== WHAT THIS TASK INVOLVES ==
Every entry must be given again exactly.

====== GIVEN INFORMATION ======

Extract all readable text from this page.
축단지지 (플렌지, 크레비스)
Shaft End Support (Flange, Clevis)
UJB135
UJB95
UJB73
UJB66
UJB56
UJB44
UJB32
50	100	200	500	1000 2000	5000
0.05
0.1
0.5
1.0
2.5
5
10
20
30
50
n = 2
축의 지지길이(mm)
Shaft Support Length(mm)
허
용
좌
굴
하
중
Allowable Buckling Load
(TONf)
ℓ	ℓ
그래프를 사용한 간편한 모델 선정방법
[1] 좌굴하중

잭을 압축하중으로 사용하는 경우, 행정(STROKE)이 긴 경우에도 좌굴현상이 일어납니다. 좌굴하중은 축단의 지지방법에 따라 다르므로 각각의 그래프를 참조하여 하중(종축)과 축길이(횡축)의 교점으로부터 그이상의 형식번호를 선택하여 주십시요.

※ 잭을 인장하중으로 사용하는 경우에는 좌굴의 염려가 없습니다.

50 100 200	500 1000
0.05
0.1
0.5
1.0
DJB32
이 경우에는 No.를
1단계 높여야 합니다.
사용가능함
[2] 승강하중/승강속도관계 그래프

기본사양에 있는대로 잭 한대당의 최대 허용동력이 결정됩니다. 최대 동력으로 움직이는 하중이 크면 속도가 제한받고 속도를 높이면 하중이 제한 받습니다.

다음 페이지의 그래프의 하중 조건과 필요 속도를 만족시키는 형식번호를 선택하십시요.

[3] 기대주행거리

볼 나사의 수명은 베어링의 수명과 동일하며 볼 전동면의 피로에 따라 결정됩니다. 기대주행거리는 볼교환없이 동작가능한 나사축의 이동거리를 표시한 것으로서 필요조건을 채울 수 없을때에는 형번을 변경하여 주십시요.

======

== RESPONSE TO THIS TASK ==
Extract all readable text from this page.
축단지지 (플렌지, 크레비스)
Shaft End Support (Flange, Clevis)
UJB135
UJB95
UJB73
UJB66
UJB56
UJB44
UJB32
50	100	200	500	1000 2000	5000
0.05
0.1
0.5
1.0
2.5
5
10
20
30
50
n = 2
축의 지지길이(mm)
Shaft Support Length(mm)
허
용
좌
굴
하
중
Allowable Buckling Load
(TONf)
ℓ	ℓ
그래프를 사용한 간편한 모델 선정방법
[1] 좌굴하중

잭을 압축하중으로 사용하는 경우, 행정(STROKE)이 긴 경우에도 좌굴현상이 일어납니다. 좌굴하중은 축단의 지지방법에 따라 다르므로 각각의 그래프를 참조하여 하중(종축)과 축길이(횡축)의 교점으로부터 그이상의 형식번호를 선택하여 주십시요.

※ 잭을 인장하중으로 사용하는 경우에는 좌굴의 염려가 없습니다.

50 100 200	500 1000
0.05
0.1
0.5
1.0
DJB32
이 경우에는 No.를
1단계 높여야 합니다.
사용가능함
[2] 승강하중/승강속도관계 그래프

기본사양에 있는대로 잭 한대당의 최대 허용동력이 결정됩니다. 최대 동력으로 움직이는 하중이 크면 속도가 제한받고 속도를 높이면 하중이 제한 받습니다.

다음 페이지의 그래프의 하중 조건과 필요 속도를 만족시키는 형식번호를 선택하십시요.

[3] 기대주행거리

볼 나사의 수명은 베어링의 수명과 동일하며 볼 전동면의 피로에 따라 결정됩니다. 기대주행거리는 볼교환없이 동작가능한 나사축의 이동거리를 표시한 것으로서 필요조건을 채울 수 없을때에는 형번을 변경하여 주십시요.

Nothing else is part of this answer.